▶ _Task description_
From the listing below, extract each line containing the string "bosqichga".

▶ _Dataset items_
★ ★ ★ ★ ★ ★ ★

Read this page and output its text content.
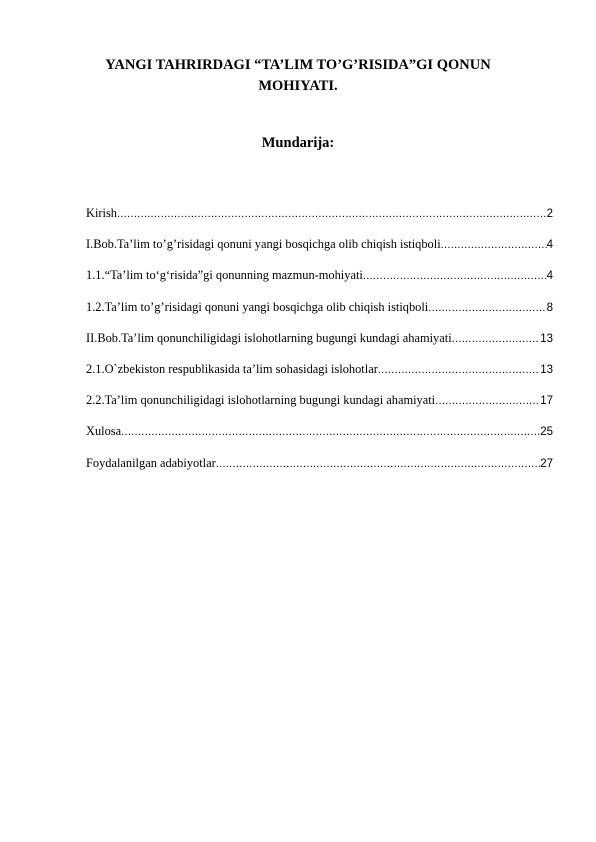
YANGI TAHRIRDAGI “TA’LIM TO’G’RISIDA”GI QONUN
MOHIYATI.
Mundarija:
Kirish .....	2
I.Bob.Ta’lim to’g’risidagi qonuni yangi bosqichga olib chiqish istiqboli .....	4
1.1.“Ta’lim to‘g‘risida”gi qonunning mazmun-mohiyati .....	4
1.2.Ta’lim to’g’risidagi qonuni yangi bosqichga olib chiqish istiqboli .....	8
II.Bob.Ta’lim qonunchiligidagi islohotlarning bugungi kundagi ahamiyati .....	13
2.1.O`zbekiston respublikasida ta’lim sohasidagi islohotlar .....	13
2.2.Ta’lim qonunchiligidagi islohotlarning bugungi kundagi ahamiyati .....	17
Xulosa .....	25
Foydalanilgan adabiyotlar .....	27
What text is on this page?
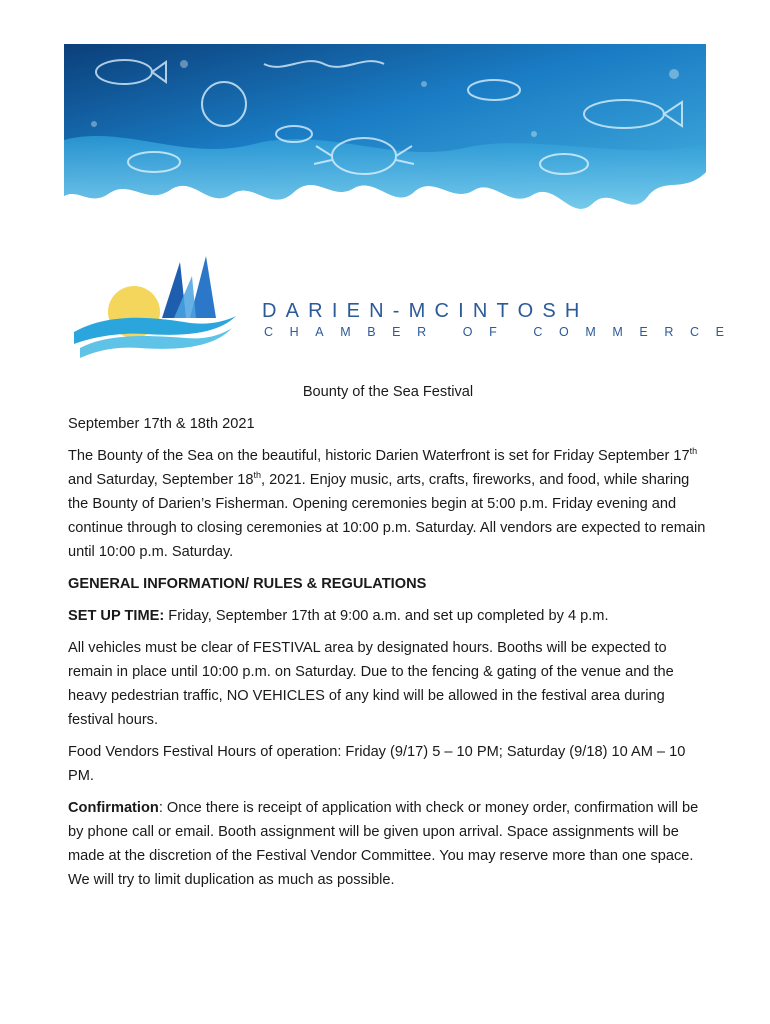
DARIEN-MCINTOSH
CHAMBER OF COMMERCE
Bounty of the Sea Festival
September 17th & 18th 2021
The Bounty of the Sea on the beautiful, historic Darien Waterfront is set for Friday September 17th and Saturday, September 18th, 2021. Enjoy music, arts, crafts, fireworks, and food, while sharing the Bounty of Darien’s Fisherman. Opening ceremonies begin at 5:00 p.m. Friday evening and continue through to closing ceremonies at 10:00 p.m. Saturday. All vendors are expected to remain until 10:00 p.m. Saturday.
GENERAL INFORMATION/ RULES & REGULATIONS
SET UP TIME: Friday, September 17th at 9:00 a.m. and set up completed by 4 p.m.
All vehicles must be clear of FESTIVAL area by designated hours. Booths will be expected to remain in place until 10:00 p.m. on Saturday. Due to the fencing & gating of the venue and the heavy pedestrian traffic, NO VEHICLES of any kind will be allowed in the festival area during festival hours.
Food Vendors Festival Hours of operation: Friday (9/17) 5 – 10 PM; Saturday (9/18) 10 AM – 10 PM.
Confirmation: Once there is receipt of application with check or money order, confirmation will be by phone call or email. Booth assignment will be given upon arrival. Space assignments will be made at the discretion of the Festival Vendor Committee. You may reserve more than one space. We will try to limit duplication as much as possible.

★ ★ ★ ★ ★ ★ ★

▶ _Exercise solution_
I.Bob.Ta’lim to’g’risidagi qonuni yangi bosqichga olib chiqish istiqboli .....	4
1.2.Ta’lim to’g’risidagi qonuni yangi bosqichga olib chiqish istiqboli .....	8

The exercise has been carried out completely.